__Saved entries__:
---
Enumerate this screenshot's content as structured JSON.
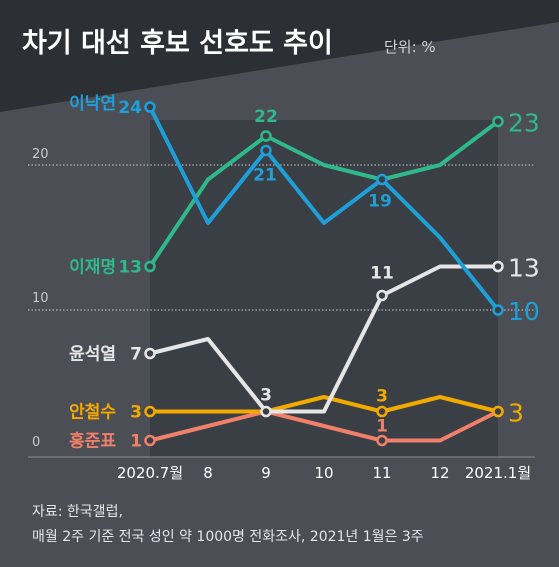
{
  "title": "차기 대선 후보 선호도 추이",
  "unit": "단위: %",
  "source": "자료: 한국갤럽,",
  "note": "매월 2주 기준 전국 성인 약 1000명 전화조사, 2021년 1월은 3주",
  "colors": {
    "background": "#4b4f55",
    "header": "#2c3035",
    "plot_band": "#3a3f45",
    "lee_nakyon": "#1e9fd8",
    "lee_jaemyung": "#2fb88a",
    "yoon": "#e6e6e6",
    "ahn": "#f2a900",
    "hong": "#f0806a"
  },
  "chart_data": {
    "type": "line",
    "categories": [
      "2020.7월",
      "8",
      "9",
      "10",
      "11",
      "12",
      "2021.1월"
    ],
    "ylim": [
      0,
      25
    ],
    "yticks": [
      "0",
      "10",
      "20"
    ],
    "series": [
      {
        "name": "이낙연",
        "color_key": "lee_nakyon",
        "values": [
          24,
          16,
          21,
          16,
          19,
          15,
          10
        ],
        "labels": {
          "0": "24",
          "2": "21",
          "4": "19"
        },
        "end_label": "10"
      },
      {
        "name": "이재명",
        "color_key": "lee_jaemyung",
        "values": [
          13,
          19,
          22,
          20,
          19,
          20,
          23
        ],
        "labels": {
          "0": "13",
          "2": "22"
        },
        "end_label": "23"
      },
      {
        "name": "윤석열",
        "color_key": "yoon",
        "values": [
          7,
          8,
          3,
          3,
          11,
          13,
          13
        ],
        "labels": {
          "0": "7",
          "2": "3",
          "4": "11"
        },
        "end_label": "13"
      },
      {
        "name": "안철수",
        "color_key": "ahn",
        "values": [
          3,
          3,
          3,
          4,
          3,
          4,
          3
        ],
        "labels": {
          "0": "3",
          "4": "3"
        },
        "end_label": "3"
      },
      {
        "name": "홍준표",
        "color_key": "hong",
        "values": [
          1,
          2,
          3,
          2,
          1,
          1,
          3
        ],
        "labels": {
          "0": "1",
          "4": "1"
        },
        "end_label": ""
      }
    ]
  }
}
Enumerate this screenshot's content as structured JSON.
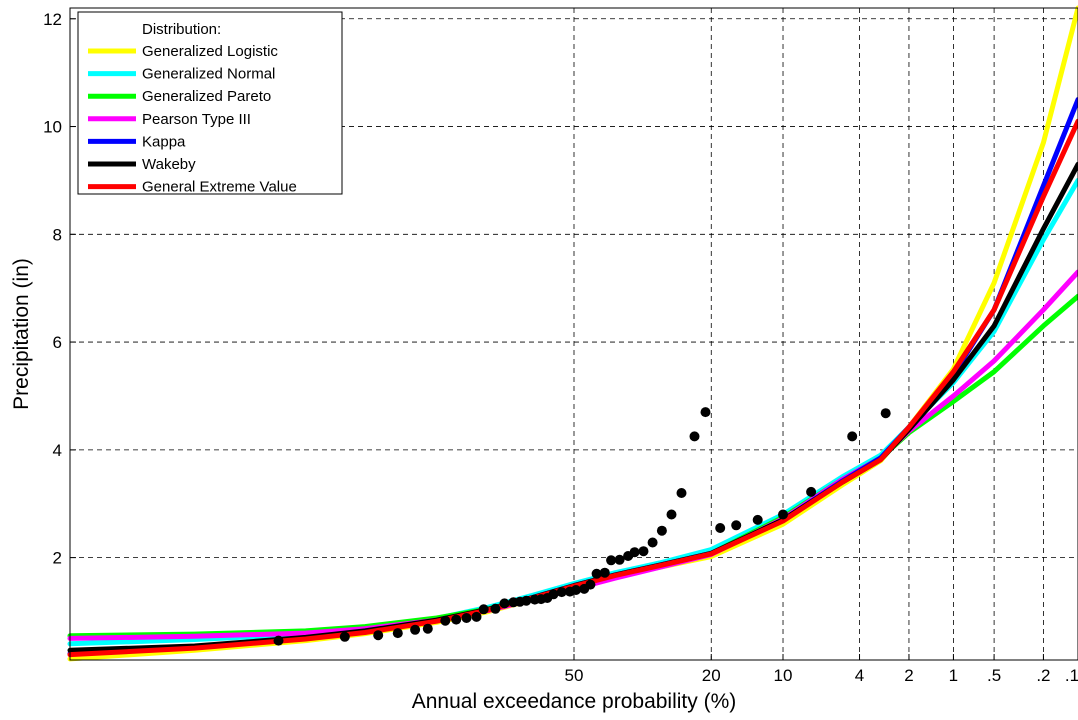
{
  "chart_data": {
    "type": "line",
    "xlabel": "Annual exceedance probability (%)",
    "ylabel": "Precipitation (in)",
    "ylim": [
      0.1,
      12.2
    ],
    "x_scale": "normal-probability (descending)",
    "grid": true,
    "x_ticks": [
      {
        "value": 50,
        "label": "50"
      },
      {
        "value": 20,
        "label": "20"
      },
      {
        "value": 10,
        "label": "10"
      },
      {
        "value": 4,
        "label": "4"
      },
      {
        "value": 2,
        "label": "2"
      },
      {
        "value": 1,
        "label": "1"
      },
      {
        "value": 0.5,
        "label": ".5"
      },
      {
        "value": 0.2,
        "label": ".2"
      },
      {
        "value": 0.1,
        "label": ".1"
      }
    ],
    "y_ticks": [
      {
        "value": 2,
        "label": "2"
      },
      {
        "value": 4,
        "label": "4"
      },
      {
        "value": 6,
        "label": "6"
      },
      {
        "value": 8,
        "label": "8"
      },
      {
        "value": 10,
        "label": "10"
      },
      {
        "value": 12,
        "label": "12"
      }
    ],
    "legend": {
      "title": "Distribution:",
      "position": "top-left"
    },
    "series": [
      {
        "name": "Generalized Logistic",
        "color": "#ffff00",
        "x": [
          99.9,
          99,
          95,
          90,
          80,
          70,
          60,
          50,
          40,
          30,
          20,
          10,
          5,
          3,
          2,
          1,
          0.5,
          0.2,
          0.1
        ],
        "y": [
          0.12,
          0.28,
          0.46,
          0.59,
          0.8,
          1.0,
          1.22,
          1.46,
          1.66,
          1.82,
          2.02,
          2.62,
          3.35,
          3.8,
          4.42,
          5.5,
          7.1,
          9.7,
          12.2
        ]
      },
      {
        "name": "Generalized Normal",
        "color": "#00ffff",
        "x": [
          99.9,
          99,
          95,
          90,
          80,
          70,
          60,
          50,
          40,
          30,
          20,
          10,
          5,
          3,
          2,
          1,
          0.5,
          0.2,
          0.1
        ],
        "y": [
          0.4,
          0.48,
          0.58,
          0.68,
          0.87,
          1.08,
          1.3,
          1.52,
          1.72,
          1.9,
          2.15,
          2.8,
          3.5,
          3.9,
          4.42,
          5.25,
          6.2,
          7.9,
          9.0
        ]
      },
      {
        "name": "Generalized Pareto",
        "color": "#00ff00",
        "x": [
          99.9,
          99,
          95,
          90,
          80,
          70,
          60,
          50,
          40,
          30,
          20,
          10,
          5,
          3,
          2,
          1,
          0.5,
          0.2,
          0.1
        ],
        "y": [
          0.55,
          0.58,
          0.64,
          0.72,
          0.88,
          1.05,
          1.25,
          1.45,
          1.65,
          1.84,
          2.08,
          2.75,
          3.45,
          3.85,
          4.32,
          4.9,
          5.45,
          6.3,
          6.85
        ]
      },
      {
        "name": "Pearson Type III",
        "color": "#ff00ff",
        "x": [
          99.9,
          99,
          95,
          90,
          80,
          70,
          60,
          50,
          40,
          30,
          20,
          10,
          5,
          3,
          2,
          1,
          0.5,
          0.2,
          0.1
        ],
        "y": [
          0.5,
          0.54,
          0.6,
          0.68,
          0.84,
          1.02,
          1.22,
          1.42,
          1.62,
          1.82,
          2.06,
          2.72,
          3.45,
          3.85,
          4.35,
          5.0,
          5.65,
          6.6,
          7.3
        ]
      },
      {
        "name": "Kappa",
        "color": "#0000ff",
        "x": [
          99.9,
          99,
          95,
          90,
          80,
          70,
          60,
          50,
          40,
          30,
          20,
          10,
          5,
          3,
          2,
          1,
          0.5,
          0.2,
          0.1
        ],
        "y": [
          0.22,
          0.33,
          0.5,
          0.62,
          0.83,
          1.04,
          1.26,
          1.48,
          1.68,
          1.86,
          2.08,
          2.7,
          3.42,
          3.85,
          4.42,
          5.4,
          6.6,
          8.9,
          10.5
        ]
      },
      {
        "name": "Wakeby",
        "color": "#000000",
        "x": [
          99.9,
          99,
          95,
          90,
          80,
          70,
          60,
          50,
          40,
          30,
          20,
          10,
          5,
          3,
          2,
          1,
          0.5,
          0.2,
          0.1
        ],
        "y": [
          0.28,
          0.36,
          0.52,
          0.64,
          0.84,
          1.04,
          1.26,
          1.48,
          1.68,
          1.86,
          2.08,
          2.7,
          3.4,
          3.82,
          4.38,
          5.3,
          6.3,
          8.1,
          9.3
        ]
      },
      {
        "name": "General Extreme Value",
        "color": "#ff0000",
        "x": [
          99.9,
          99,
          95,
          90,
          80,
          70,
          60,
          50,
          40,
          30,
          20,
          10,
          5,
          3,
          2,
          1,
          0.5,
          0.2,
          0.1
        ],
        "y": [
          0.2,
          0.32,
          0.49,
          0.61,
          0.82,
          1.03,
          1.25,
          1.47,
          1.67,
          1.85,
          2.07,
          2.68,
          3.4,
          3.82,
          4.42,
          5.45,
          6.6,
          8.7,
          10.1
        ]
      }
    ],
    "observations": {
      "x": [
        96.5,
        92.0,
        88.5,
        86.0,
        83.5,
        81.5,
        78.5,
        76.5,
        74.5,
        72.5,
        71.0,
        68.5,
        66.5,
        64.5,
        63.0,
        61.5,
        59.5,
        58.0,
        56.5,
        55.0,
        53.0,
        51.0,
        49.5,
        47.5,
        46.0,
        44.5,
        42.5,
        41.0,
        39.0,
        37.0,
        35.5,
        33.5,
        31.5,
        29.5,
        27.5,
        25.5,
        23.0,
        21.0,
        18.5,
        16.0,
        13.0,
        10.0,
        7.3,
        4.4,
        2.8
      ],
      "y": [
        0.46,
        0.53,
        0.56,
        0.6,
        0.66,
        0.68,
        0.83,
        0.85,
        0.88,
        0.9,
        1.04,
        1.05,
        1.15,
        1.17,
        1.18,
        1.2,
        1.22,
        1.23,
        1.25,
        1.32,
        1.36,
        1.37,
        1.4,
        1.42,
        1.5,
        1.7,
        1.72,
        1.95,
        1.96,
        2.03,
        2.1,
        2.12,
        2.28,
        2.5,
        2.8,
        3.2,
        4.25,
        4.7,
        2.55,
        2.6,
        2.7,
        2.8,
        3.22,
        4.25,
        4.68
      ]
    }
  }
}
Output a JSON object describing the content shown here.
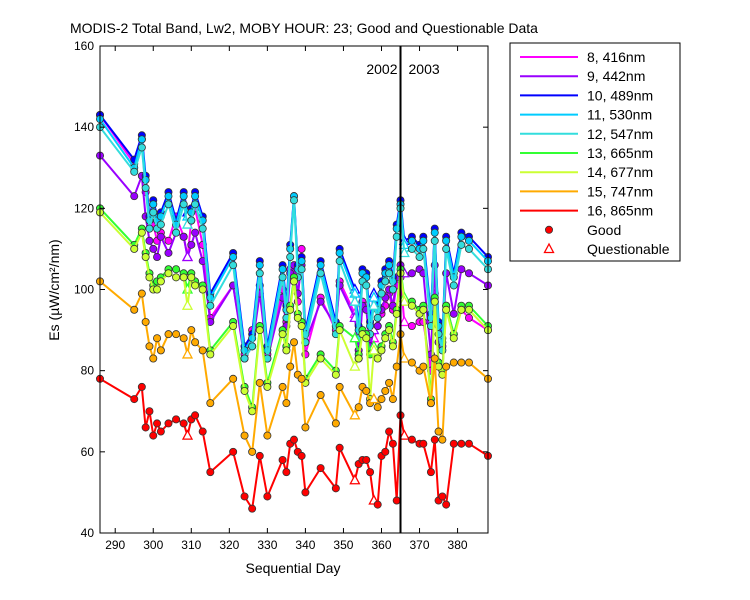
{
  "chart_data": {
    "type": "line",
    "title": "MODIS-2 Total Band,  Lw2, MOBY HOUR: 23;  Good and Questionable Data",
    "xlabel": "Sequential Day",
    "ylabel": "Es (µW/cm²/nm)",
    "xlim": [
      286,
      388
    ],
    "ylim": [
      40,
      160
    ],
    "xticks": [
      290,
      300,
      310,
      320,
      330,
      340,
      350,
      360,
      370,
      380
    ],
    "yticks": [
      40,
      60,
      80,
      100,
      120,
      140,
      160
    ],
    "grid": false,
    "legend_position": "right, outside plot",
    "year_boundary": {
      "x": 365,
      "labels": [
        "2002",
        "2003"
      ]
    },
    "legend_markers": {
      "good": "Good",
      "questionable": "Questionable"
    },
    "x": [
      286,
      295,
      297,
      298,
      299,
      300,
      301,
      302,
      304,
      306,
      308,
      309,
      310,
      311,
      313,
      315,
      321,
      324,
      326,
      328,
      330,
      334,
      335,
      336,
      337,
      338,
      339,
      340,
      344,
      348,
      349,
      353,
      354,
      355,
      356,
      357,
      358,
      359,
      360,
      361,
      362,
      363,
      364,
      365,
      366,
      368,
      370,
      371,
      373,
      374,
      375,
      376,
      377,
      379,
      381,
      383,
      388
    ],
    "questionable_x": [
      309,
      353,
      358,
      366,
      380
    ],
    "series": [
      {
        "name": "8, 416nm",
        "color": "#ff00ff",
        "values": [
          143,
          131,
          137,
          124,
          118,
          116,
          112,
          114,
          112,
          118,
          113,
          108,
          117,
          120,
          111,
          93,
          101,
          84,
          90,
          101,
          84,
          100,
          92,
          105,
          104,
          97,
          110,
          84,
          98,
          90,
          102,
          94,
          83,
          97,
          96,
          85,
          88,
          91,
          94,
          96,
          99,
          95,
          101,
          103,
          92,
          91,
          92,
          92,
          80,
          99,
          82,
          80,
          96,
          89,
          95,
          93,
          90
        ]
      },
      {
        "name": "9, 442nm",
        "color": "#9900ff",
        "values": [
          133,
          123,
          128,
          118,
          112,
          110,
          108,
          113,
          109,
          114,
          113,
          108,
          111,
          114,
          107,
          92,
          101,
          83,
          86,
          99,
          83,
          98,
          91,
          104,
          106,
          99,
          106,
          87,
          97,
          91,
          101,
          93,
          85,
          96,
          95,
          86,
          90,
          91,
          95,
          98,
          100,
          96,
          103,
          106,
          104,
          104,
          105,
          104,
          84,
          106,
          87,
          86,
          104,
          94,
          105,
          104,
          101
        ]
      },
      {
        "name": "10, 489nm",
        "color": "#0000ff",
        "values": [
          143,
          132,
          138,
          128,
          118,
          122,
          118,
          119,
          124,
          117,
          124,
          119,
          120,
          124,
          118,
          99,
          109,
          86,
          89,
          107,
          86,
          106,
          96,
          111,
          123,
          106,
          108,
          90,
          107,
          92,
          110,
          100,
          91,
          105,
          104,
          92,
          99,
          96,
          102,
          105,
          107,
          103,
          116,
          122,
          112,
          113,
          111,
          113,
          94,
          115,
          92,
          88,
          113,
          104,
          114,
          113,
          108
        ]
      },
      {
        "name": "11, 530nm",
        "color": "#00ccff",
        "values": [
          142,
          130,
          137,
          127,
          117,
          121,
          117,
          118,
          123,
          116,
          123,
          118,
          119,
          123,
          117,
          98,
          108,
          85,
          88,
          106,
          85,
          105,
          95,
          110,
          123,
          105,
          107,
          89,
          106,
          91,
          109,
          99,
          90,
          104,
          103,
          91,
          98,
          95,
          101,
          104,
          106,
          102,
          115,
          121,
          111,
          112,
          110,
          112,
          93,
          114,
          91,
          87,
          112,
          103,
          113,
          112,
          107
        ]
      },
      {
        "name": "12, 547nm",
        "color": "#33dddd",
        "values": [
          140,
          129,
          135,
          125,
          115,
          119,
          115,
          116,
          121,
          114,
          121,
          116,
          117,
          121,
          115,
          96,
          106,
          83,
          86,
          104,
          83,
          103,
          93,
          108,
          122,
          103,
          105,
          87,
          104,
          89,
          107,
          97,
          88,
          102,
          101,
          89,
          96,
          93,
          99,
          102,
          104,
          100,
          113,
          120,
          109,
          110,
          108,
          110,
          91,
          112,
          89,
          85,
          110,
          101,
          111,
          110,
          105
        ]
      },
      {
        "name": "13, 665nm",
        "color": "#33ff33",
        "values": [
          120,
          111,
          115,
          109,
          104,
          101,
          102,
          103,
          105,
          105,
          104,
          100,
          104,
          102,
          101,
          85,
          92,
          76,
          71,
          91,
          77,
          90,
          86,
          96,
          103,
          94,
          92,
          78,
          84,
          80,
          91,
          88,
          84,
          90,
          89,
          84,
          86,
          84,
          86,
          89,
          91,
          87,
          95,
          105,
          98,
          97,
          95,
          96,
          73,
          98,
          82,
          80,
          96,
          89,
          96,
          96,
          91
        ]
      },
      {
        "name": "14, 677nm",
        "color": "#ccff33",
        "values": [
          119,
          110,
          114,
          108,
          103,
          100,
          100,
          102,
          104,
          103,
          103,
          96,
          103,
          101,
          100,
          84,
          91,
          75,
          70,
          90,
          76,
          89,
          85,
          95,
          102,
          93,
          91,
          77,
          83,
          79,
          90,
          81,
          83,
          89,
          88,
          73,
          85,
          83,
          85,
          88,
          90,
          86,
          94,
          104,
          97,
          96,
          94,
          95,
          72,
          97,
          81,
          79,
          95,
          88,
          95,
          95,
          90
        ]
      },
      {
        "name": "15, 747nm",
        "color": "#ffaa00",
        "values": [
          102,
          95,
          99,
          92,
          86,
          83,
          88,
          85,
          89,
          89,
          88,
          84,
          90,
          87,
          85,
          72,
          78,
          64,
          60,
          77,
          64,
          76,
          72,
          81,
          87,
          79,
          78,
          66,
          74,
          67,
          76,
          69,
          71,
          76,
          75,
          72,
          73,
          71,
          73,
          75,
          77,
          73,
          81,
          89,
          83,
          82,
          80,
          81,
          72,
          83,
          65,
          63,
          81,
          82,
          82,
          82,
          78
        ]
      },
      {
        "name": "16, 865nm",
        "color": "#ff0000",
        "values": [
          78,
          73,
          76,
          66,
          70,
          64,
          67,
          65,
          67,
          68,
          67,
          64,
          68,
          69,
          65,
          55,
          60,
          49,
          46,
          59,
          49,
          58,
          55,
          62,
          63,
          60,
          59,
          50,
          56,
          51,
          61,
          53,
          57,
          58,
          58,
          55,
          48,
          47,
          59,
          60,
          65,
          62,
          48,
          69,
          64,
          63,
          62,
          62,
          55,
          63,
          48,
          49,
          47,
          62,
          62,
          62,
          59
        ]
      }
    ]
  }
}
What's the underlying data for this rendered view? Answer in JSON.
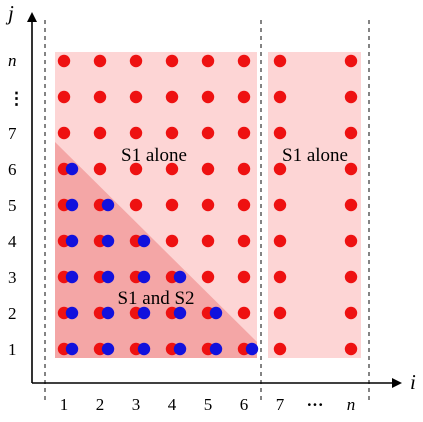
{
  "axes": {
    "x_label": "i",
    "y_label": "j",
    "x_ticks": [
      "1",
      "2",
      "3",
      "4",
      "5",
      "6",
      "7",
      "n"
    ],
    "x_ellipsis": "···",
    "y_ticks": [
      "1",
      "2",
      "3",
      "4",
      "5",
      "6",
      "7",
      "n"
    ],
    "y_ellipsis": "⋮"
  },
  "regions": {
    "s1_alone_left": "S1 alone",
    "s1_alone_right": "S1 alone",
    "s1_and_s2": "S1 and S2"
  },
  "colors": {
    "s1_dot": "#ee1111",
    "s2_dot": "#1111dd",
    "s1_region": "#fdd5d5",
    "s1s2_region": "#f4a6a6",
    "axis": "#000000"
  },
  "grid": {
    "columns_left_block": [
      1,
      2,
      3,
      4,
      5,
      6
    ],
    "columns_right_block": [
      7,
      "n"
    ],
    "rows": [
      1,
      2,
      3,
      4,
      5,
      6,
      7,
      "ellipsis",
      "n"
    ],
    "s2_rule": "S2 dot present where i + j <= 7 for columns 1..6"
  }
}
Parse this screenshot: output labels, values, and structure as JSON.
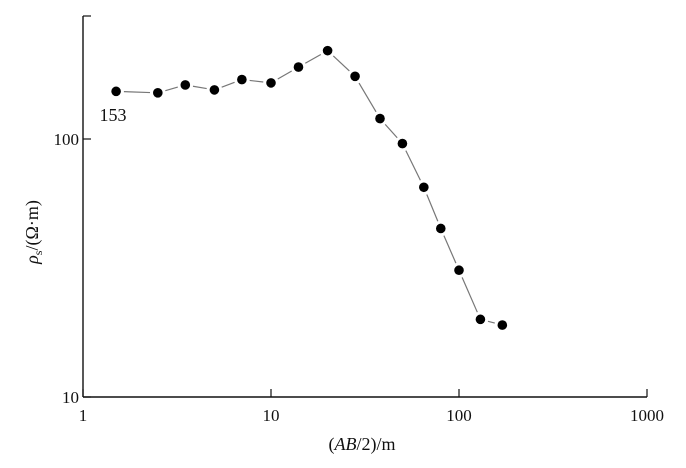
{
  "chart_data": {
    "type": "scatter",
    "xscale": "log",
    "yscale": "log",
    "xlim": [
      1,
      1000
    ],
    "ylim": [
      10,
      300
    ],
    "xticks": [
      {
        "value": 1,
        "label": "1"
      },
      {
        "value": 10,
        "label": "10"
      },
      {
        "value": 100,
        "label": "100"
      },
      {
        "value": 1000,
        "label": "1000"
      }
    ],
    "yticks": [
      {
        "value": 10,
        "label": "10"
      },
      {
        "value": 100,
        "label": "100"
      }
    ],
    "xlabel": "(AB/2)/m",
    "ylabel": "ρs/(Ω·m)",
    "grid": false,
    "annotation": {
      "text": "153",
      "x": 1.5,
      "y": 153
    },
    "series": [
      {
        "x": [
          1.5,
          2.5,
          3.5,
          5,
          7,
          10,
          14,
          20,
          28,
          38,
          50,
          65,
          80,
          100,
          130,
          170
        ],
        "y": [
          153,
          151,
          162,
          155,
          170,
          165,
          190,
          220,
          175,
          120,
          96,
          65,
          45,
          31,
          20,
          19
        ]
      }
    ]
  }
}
---
__TO BE DONE__: Each line in the entries above that includes the string "ylabel" should be extracted.

__RESULT__:
    "ylabel": "Precipitation (in)",
    "ylabel": "Es (µW/cm²/nm)",
    "ylabel": "ρs/(Ω·m)",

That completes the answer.